Items from a dataset:
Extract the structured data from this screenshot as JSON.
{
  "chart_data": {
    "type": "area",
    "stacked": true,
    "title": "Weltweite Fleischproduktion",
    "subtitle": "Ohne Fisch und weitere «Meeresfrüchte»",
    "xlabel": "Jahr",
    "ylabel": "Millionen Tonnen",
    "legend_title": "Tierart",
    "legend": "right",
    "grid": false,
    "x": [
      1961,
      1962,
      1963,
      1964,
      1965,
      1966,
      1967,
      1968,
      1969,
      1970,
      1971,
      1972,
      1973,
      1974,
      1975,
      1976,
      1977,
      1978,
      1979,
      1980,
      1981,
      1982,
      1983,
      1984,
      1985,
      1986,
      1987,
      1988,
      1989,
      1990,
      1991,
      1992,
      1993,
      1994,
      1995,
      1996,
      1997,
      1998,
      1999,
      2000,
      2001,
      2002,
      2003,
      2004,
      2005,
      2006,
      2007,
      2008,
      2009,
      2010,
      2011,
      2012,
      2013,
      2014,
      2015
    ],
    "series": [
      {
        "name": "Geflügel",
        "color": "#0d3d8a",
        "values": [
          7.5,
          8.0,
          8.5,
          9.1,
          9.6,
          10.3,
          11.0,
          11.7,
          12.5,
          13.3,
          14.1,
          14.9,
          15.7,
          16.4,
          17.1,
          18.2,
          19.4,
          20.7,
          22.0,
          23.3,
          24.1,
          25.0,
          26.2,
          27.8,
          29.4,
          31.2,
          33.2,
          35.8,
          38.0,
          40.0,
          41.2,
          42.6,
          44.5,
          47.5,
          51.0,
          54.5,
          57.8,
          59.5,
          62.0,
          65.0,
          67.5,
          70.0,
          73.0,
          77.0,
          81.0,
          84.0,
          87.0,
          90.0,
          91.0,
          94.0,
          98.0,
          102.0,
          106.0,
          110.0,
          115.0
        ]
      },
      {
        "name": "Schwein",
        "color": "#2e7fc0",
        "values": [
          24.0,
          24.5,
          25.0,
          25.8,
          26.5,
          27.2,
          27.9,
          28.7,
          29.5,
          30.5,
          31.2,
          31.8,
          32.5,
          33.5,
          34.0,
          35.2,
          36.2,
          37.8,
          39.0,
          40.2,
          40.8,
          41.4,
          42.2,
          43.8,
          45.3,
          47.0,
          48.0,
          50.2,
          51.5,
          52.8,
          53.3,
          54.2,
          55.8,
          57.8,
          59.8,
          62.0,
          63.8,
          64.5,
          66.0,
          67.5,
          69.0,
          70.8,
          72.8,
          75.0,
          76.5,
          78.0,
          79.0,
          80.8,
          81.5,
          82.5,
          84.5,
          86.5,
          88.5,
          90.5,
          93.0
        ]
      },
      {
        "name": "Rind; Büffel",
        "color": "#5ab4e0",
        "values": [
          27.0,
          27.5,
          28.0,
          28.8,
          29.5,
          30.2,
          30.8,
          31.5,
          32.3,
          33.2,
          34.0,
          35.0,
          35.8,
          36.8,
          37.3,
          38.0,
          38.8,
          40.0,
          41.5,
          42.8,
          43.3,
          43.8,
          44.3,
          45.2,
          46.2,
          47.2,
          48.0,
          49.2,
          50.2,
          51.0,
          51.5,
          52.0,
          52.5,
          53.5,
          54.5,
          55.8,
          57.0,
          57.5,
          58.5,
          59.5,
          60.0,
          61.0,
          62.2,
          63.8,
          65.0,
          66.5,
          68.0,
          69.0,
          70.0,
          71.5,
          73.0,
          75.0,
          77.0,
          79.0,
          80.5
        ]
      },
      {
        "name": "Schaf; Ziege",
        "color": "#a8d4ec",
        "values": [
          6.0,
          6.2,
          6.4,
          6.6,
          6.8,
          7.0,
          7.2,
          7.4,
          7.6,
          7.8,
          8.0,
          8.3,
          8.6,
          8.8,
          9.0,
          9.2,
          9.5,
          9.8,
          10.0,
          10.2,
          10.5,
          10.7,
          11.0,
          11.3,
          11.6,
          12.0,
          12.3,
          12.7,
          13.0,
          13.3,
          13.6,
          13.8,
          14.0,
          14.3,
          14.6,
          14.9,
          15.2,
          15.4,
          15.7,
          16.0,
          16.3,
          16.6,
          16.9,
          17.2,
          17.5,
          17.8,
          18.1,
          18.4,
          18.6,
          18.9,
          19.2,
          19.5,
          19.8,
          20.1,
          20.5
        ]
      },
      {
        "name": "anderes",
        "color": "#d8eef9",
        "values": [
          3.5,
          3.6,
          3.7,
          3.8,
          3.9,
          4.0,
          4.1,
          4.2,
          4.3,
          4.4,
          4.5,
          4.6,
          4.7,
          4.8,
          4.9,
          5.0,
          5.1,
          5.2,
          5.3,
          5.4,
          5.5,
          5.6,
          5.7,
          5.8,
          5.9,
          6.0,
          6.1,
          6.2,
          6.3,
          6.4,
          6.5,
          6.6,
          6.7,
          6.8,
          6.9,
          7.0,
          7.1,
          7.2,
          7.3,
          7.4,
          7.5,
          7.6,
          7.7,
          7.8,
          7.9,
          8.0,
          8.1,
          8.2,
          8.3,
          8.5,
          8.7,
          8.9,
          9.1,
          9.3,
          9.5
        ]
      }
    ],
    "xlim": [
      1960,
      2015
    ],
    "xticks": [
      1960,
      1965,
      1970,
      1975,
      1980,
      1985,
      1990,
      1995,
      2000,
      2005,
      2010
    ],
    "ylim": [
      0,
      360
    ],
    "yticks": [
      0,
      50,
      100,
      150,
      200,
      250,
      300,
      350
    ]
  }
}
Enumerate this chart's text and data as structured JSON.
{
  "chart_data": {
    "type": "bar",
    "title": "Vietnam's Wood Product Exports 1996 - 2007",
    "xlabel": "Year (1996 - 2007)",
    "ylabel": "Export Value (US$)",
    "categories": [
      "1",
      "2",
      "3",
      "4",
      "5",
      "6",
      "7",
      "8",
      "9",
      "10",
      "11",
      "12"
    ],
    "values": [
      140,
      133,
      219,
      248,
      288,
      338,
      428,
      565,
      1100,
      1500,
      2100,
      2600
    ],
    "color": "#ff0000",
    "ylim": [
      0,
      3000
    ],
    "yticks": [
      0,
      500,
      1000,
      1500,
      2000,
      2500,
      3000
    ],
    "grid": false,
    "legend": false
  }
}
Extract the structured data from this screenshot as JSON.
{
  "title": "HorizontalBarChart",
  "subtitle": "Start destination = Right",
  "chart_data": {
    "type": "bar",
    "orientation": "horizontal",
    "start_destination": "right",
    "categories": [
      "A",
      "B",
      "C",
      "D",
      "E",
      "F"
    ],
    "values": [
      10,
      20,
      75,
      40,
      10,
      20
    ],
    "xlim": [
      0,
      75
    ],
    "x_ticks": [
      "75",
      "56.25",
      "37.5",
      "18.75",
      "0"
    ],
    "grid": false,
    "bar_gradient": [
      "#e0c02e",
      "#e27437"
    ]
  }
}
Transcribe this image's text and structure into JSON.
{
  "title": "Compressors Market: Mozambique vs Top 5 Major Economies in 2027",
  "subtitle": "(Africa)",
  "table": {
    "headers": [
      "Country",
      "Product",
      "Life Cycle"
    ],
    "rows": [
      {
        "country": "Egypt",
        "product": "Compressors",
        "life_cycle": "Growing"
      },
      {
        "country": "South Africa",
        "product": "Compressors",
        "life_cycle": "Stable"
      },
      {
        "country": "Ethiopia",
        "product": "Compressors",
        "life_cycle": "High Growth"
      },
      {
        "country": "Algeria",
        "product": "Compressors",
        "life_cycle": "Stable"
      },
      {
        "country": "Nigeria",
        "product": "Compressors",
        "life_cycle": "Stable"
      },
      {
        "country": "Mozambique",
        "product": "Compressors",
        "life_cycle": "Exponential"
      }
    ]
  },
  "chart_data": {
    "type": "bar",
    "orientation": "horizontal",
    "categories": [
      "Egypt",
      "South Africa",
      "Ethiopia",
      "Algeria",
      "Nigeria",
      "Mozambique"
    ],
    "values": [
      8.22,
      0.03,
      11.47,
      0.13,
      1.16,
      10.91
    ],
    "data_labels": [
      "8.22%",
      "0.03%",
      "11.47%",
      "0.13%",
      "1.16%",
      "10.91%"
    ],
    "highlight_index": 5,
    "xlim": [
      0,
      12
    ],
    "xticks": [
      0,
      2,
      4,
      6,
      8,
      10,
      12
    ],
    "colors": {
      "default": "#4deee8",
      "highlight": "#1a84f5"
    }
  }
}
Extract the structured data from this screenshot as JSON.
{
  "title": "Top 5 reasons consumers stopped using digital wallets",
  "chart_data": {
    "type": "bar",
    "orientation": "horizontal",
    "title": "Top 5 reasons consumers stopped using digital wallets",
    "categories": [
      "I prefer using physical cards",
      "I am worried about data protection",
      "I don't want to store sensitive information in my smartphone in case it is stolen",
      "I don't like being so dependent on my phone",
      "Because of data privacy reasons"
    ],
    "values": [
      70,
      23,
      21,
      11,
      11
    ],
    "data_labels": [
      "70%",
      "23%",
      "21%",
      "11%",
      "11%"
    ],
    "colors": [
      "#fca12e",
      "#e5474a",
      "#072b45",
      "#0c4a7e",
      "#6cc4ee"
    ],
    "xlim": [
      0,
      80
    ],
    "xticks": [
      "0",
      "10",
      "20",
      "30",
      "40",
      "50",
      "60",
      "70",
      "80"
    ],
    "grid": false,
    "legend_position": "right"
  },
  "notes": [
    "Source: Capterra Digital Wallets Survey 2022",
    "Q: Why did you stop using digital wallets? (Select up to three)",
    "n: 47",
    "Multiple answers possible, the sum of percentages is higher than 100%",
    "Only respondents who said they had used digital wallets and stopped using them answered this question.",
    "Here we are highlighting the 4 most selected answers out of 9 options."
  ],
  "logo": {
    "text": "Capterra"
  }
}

TO DO — Collect each line of the entries that has the word "subtitle", copying it in full.

IN RESPONSE —
    "subtitle": "Ohne Fisch und weitere «Meeresfrüchte»",
  "subtitle": "Start destination = Right",
  "subtitle": "(Africa)",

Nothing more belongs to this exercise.